• _ENTRIES PROVIDED_
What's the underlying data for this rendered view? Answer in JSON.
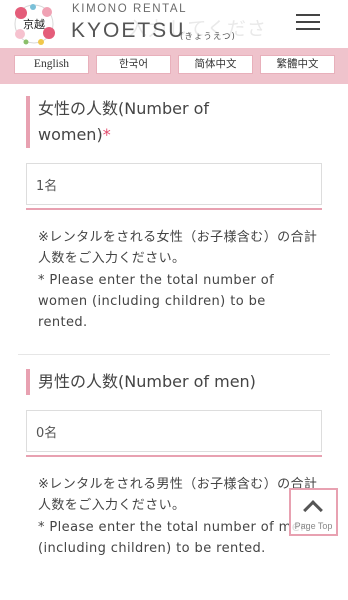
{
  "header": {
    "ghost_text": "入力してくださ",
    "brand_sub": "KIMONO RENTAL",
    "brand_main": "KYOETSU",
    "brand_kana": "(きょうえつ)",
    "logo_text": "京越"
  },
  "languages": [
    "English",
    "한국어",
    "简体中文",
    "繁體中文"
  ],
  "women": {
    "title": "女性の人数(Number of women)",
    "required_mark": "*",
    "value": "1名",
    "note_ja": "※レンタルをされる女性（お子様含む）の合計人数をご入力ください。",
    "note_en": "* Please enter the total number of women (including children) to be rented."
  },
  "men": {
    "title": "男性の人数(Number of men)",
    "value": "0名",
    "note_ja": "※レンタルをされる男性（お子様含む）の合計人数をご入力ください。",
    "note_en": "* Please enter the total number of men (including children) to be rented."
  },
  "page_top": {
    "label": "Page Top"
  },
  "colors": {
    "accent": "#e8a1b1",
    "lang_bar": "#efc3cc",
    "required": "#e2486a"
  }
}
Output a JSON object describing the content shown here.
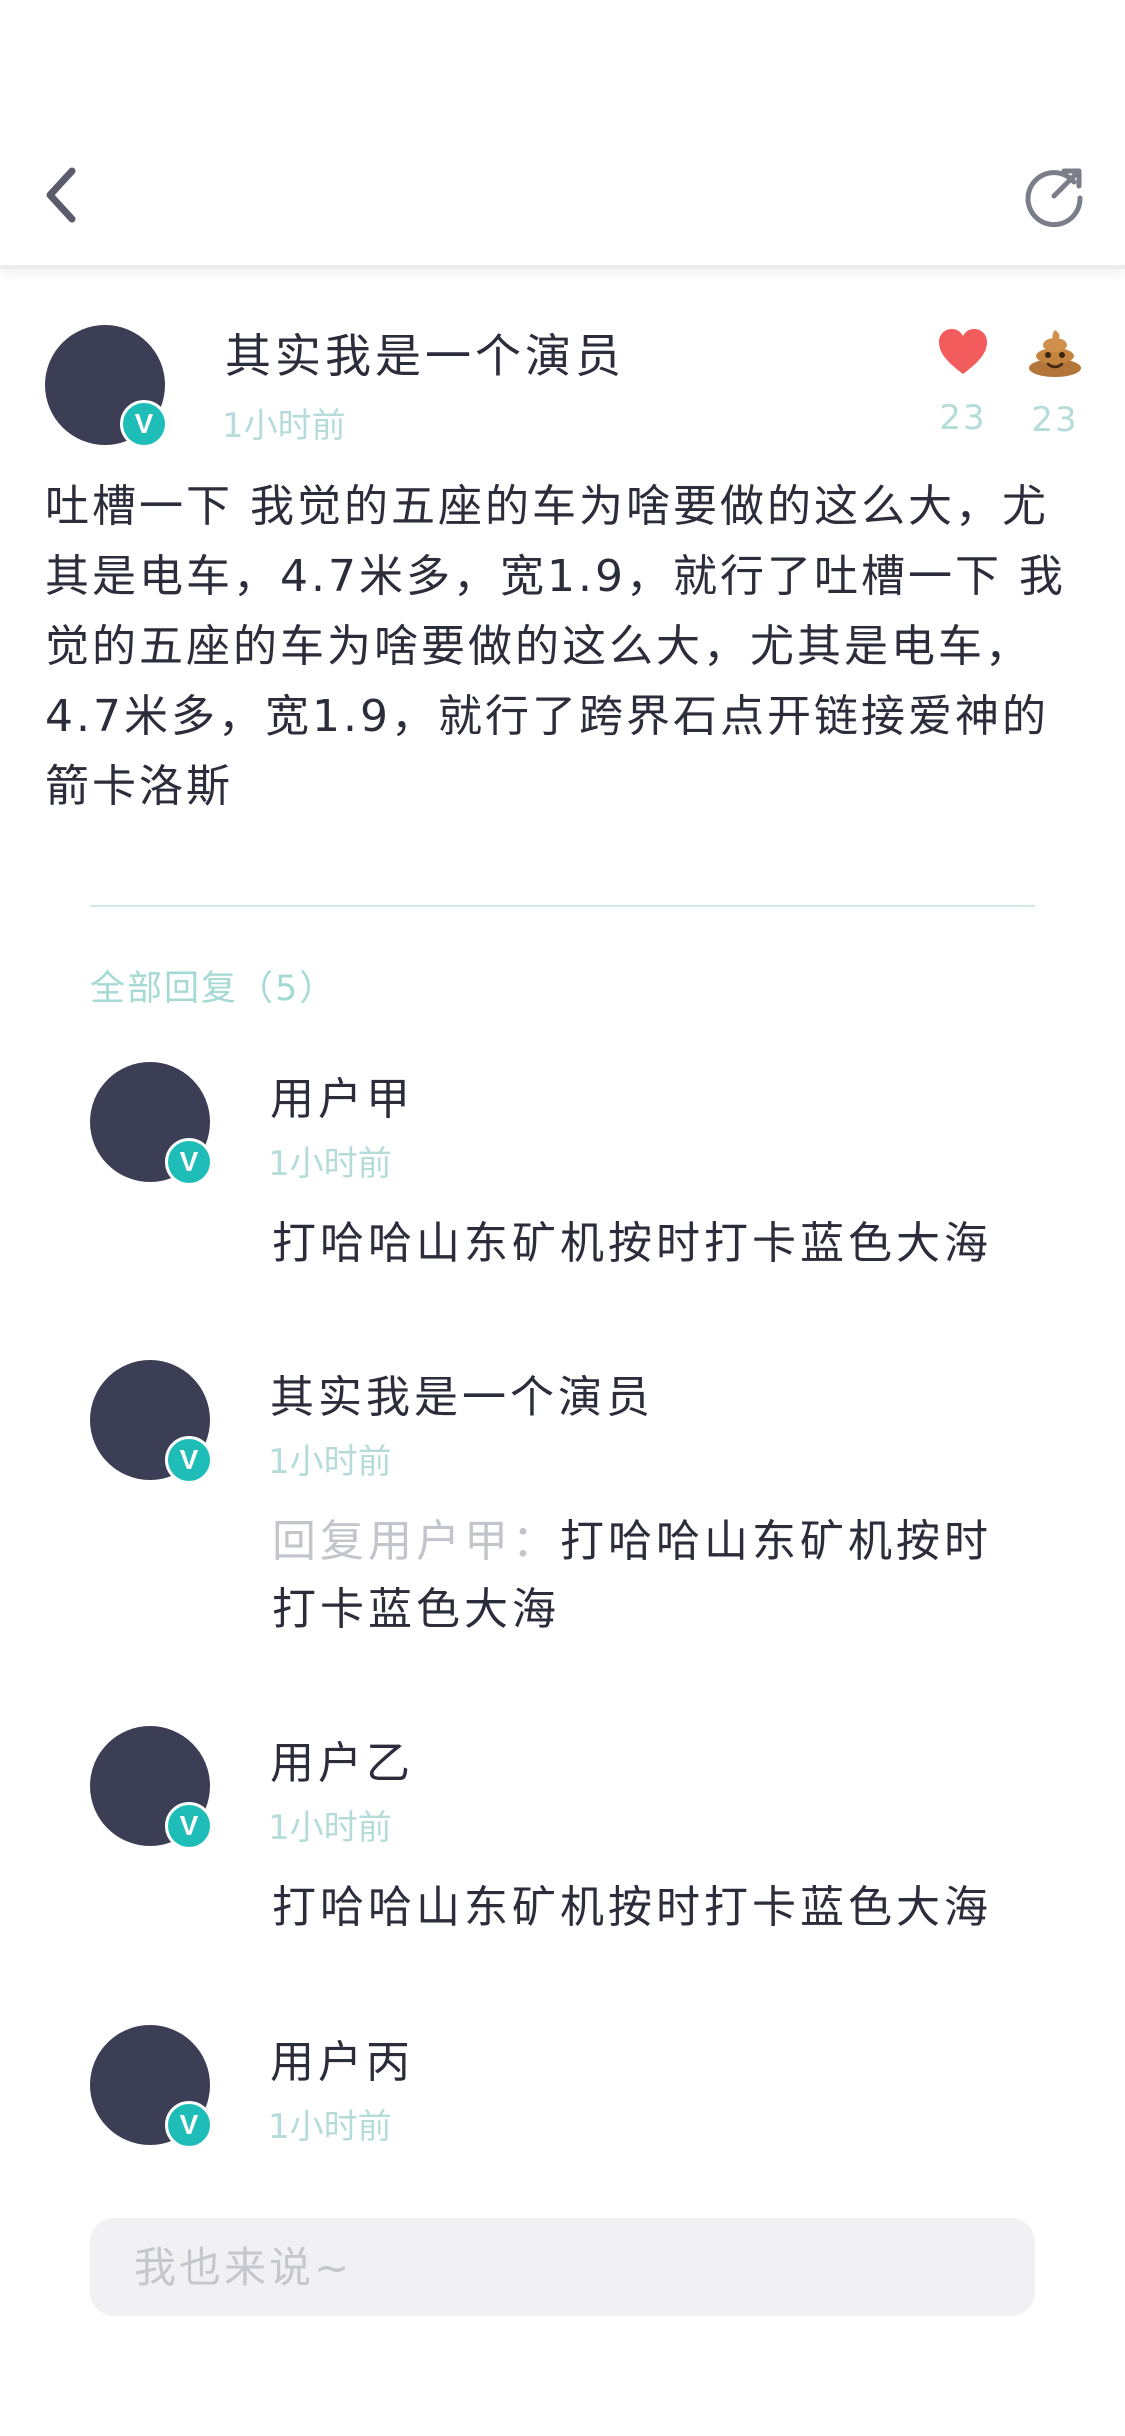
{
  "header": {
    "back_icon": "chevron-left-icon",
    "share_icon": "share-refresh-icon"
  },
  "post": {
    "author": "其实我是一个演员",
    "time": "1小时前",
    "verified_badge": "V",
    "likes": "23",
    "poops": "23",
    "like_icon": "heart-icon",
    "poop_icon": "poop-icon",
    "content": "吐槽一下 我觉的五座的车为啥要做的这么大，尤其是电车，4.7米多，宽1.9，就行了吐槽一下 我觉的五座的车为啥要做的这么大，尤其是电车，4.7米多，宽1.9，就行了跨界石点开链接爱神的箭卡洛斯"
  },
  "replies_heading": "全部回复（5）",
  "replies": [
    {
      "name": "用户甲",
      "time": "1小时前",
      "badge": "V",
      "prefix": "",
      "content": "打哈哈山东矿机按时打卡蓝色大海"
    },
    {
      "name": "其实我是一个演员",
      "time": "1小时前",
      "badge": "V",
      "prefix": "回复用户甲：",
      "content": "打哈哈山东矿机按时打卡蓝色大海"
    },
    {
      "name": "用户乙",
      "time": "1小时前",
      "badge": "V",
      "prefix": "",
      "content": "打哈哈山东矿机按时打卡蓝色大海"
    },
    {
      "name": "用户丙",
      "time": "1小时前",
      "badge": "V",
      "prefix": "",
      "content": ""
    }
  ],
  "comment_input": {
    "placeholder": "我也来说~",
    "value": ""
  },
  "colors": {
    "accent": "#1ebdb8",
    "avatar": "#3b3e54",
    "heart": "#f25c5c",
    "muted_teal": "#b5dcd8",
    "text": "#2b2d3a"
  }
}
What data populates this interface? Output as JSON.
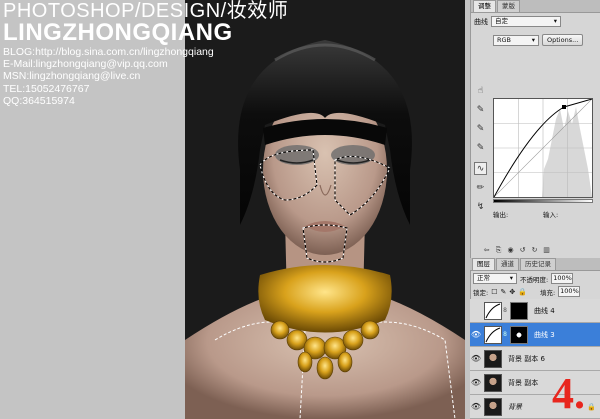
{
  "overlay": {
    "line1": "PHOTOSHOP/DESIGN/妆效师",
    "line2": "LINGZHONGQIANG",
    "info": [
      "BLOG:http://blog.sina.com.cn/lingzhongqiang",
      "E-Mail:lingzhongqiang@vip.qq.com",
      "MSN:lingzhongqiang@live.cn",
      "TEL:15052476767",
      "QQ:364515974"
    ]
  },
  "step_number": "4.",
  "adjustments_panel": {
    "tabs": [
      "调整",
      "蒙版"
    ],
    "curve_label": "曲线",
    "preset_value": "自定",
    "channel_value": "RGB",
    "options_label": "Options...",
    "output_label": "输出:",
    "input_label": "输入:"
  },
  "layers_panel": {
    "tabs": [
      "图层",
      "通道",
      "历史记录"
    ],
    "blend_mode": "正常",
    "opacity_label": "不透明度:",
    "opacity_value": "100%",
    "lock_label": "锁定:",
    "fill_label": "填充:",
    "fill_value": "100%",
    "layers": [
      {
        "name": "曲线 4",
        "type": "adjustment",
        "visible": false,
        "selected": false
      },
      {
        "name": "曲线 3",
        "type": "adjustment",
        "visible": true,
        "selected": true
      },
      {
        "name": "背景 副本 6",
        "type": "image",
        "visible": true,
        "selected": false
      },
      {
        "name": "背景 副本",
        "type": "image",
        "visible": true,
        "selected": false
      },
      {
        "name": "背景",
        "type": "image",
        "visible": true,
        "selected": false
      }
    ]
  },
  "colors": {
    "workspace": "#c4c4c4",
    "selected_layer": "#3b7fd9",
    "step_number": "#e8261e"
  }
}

• _WHAT THE TASK REQUIRES_
Filter for "total". Return all lines that hold it.

• _SOLVED EXERCISE_
    "note_en": "* Please enter the total number of women (including children) to be rented."
    "note_en": "* Please enter the total number of men (including children) to be rented."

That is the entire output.